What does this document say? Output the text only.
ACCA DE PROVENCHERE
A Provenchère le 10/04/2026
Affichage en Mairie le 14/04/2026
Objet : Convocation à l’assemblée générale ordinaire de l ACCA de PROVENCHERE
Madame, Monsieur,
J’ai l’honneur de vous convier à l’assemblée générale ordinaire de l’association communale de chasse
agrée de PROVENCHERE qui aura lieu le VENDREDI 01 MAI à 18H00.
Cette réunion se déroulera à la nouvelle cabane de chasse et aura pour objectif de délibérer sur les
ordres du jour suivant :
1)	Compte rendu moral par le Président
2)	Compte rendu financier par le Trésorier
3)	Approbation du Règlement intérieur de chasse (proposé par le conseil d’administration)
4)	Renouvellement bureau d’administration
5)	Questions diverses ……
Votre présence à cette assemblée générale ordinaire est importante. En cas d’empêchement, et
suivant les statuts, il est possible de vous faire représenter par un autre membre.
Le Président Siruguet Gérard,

• • • • •

Stated problem: Your task is to repeat the data exactly, with nothing left out.

Written response:
What does this document say? Output the text only.
ACCA DE PROVENCHERE
A Provenchère le 10/04/2026
Affichage en Mairie le 14/04/2026
Objet : Convocation à l’assemblée générale ordinaire de l ACCA de PROVENCHERE
Madame, Monsieur,
J’ai l’honneur de vous convier à l’assemblée générale ordinaire de l’association communale de chasse
agrée de PROVENCHERE qui aura lieu le VENDREDI 01 MAI à 18H00.
Cette réunion se déroulera à la nouvelle cabane de chasse et aura pour objectif de délibérer sur les
ordres du jour suivant :
1)	Compte rendu moral par le Président
2)	Compte rendu financier par le Trésorier
3)	Approbation du Règlement intérieur de chasse (proposé par le conseil d’administration)
4)	Renouvellement bureau d’administration
5)	Questions diverses ……
Votre présence à cette assemblée générale ordinaire est importante. En cas d’empêchement, et
suivant les statuts, il est possible de vous faire représenter par un autre membre.
Le Président Siruguet Gérard,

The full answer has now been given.